### Job
Lines from the one containing "Output the text content of this document." through the last line of the data are to be repeated word for word, both ends included.

### Records
»»
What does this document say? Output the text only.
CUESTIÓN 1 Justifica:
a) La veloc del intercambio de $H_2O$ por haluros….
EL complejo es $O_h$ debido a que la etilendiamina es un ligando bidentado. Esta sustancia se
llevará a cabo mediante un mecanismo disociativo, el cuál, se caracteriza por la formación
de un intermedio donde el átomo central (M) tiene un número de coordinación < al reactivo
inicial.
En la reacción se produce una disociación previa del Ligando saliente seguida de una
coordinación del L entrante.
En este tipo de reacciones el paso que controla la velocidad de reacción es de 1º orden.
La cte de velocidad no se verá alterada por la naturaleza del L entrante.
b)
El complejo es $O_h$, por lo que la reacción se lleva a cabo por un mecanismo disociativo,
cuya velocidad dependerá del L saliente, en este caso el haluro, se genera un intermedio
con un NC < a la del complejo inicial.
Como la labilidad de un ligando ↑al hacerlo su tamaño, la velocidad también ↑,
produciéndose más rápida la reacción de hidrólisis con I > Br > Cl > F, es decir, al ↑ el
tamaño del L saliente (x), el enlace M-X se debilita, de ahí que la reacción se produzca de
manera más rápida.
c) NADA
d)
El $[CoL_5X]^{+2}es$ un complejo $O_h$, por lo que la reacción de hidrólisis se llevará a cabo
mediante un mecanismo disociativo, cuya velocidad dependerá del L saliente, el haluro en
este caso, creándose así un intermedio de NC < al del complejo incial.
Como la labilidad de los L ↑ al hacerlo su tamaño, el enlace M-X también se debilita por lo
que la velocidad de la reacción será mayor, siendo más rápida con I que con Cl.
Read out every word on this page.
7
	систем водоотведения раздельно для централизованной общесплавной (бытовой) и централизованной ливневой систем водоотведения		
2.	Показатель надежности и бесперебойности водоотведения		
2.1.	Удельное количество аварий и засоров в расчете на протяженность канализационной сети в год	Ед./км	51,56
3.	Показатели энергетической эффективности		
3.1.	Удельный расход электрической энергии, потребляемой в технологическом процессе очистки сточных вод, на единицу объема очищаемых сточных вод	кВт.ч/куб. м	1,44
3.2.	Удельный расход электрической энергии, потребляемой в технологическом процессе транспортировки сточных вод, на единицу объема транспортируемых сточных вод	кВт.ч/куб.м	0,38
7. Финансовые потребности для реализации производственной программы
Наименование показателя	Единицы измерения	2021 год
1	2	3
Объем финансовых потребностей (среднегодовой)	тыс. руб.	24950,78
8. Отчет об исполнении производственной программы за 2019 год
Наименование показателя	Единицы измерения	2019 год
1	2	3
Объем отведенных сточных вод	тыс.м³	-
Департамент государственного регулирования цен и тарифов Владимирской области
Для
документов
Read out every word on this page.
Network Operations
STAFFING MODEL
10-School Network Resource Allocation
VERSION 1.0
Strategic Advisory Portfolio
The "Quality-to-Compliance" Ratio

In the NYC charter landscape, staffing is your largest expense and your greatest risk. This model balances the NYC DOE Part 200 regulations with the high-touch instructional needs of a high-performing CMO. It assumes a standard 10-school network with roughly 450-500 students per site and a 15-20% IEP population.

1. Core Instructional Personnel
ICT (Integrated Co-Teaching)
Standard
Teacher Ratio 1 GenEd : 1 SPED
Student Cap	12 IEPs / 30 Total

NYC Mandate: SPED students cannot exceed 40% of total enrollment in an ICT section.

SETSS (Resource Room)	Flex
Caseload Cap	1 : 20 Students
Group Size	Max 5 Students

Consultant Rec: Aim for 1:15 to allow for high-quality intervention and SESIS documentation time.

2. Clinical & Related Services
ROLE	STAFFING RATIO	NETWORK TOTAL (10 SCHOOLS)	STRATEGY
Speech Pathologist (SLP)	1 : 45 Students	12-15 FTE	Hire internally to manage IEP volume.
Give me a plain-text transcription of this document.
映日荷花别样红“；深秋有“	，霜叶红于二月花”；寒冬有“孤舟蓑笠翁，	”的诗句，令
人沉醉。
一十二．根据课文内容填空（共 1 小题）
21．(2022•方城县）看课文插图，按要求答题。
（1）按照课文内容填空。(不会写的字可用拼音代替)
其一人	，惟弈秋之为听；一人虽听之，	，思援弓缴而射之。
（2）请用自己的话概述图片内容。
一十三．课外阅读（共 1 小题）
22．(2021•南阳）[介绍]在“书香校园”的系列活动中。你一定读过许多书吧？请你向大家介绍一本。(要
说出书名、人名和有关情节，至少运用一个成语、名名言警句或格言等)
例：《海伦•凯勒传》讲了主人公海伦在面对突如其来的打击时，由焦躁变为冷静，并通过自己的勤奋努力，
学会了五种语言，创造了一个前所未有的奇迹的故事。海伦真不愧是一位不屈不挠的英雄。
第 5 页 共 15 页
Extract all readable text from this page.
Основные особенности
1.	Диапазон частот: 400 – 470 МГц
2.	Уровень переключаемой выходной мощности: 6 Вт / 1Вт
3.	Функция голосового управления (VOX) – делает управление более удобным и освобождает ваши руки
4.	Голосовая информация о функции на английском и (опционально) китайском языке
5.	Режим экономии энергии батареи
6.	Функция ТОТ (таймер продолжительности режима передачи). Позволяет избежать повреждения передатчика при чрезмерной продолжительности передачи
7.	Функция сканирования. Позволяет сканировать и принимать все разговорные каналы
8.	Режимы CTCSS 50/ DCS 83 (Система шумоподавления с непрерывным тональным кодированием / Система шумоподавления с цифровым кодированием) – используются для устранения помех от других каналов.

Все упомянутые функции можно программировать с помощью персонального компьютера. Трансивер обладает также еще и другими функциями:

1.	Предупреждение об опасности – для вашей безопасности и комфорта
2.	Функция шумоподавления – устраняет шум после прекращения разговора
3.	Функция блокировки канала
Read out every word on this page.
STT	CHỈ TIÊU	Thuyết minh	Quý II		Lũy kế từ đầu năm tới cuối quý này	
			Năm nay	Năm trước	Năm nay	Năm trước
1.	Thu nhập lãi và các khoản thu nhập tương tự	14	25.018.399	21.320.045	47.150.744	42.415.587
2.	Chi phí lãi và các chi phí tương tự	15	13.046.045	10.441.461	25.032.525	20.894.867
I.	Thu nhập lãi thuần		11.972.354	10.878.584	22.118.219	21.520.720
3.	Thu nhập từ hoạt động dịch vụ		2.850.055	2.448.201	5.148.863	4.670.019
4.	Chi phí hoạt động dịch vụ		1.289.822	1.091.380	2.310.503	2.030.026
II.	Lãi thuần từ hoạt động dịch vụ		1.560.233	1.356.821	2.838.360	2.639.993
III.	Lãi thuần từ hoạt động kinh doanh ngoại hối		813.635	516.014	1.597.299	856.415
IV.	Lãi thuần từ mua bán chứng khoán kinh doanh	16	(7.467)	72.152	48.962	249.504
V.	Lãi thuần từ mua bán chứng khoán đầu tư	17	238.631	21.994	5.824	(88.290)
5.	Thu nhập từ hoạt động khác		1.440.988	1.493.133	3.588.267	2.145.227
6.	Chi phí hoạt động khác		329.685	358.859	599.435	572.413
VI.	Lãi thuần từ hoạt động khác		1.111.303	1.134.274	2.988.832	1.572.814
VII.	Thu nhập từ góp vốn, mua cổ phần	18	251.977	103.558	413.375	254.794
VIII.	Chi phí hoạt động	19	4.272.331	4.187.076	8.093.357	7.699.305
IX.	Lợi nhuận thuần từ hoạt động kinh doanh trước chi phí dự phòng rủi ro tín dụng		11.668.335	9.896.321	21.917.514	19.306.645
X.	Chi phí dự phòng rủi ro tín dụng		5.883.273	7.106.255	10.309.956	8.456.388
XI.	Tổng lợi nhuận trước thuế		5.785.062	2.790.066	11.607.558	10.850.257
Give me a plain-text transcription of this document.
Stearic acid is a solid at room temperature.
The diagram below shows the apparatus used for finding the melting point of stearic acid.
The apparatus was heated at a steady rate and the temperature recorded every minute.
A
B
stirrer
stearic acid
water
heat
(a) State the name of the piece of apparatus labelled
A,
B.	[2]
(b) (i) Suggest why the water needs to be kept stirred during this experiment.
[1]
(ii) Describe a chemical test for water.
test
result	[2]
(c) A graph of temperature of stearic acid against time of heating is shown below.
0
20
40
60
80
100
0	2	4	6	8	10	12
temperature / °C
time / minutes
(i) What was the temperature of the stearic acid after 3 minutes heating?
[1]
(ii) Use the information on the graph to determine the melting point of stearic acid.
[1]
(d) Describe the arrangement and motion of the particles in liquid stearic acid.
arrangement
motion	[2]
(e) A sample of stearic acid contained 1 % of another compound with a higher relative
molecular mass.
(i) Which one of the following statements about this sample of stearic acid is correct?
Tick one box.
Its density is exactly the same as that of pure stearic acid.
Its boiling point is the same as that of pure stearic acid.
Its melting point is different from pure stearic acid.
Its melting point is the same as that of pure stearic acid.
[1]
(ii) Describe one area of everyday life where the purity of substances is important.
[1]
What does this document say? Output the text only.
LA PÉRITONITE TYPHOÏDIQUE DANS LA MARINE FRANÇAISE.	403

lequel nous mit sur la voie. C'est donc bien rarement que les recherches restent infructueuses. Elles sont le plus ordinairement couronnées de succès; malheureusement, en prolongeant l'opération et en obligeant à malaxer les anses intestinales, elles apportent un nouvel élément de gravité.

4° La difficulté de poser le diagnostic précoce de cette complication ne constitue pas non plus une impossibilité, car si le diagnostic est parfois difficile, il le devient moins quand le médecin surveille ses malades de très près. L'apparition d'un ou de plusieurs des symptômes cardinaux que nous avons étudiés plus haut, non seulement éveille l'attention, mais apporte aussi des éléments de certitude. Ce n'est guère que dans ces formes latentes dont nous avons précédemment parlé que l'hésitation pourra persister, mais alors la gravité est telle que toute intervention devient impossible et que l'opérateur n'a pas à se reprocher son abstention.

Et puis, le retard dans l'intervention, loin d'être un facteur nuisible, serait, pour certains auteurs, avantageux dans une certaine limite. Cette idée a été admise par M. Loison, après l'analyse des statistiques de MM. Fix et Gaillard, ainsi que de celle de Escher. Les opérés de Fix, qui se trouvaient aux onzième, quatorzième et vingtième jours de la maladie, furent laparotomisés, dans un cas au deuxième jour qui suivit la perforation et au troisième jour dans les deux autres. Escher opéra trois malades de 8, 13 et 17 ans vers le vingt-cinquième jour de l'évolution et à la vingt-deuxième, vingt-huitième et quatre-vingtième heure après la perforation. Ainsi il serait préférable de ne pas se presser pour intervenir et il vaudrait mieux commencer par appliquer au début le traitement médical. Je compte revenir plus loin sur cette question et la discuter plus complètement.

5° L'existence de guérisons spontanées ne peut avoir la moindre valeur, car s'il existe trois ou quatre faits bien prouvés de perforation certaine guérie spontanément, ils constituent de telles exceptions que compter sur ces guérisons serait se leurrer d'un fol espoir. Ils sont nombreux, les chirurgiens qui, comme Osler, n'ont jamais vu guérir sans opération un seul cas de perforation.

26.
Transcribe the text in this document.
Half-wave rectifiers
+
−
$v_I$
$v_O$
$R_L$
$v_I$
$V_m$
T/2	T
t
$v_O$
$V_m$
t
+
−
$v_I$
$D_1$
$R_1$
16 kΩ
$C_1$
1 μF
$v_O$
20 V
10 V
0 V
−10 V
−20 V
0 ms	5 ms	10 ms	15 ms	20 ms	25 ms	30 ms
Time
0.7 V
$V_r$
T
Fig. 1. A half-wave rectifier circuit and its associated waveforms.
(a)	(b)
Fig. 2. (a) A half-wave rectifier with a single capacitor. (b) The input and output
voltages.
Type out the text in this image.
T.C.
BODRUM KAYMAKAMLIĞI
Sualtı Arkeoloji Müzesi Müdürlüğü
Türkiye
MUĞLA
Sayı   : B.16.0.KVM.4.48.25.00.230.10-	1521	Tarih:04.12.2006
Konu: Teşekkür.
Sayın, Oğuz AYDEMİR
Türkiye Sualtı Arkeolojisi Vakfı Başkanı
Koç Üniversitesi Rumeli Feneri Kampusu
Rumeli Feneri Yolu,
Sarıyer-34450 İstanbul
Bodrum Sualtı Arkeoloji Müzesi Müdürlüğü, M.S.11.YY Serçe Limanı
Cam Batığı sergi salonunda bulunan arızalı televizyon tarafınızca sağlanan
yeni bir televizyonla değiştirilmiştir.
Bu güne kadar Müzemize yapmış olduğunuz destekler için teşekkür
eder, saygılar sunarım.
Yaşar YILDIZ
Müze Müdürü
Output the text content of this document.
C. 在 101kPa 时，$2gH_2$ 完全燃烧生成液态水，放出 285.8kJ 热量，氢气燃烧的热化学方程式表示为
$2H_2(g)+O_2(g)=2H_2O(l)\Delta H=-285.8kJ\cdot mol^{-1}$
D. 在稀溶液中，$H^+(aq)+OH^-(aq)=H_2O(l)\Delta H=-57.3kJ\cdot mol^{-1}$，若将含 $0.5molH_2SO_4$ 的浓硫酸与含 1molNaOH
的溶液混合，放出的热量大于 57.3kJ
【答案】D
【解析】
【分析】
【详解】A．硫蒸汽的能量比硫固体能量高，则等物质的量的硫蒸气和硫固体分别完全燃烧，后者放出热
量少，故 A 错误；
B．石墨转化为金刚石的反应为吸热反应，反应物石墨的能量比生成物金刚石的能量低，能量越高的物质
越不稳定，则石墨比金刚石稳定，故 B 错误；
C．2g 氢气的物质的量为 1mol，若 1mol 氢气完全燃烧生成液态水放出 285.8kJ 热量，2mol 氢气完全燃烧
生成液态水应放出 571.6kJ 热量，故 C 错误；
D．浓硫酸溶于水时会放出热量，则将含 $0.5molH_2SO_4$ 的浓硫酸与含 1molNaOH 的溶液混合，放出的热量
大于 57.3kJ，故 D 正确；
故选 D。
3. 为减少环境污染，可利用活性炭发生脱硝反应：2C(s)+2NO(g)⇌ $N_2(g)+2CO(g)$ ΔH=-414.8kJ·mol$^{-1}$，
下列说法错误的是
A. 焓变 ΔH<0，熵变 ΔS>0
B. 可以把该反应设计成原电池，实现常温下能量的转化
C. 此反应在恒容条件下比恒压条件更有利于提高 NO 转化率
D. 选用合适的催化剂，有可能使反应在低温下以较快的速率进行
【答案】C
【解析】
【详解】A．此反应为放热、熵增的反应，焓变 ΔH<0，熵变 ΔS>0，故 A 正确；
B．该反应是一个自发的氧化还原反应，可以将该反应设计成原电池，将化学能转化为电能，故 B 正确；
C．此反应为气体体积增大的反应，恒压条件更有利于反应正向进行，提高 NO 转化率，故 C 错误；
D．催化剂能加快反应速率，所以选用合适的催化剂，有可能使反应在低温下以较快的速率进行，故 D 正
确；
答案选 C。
««
### Response below
Output the text content of this document.
C. 在 101kPa 时，$2gH_2$ 完全燃烧生成液态水，放出 285.8kJ 热量，氢气燃烧的热化学方程式表示为
$2H_2(g)+O_2(g)=2H_2O(l)\Delta H=-285.8kJ\cdot mol^{-1}$
D. 在稀溶液中，$H^+(aq)+OH^-(aq)=H_2O(l)\Delta H=-57.3kJ\cdot mol^{-1}$，若将含 $0.5molH_2SO_4$ 的浓硫酸与含 1molNaOH
的溶液混合，放出的热量大于 57.3kJ
【答案】D
【解析】
【分析】
【详解】A．硫蒸汽的能量比硫固体能量高，则等物质的量的硫蒸气和硫固体分别完全燃烧，后者放出热
量少，故 A 错误；
B．石墨转化为金刚石的反应为吸热反应，反应物石墨的能量比生成物金刚石的能量低，能量越高的物质
越不稳定，则石墨比金刚石稳定，故 B 错误；
C．2g 氢气的物质的量为 1mol，若 1mol 氢气完全燃烧生成液态水放出 285.8kJ 热量，2mol 氢气完全燃烧
生成液态水应放出 571.6kJ 热量，故 C 错误；
D．浓硫酸溶于水时会放出热量，则将含 $0.5molH_2SO_4$ 的浓硫酸与含 1molNaOH 的溶液混合，放出的热量
大于 57.3kJ，故 D 正确；
故选 D。
3. 为减少环境污染，可利用活性炭发生脱硝反应：2C(s)+2NO(g)⇌ $N_2(g)+2CO(g)$ ΔH=-414.8kJ·mol$^{-1}$，
下列说法错误的是
A. 焓变 ΔH<0，熵变 ΔS>0
B. 可以把该反应设计成原电池，实现常温下能量的转化
C. 此反应在恒容条件下比恒压条件更有利于提高 NO 转化率
D. 选用合适的催化剂，有可能使反应在低温下以较快的速率进行
【答案】C
【解析】
【详解】A．此反应为放热、熵增的反应，焓变 ΔH<0，熵变 ΔS>0，故 A 正确；
B．该反应是一个自发的氧化还原反应，可以将该反应设计成原电池，将化学能转化为电能，故 B 正确；
C．此反应为气体体积增大的反应，恒压条件更有利于反应正向进行，提高 NO 转化率，故 C 错误；
D．催化剂能加快反应速率，所以选用合适的催化剂，有可能使反应在低温下以较快的速率进行，故 D 正
确；
答案选 C。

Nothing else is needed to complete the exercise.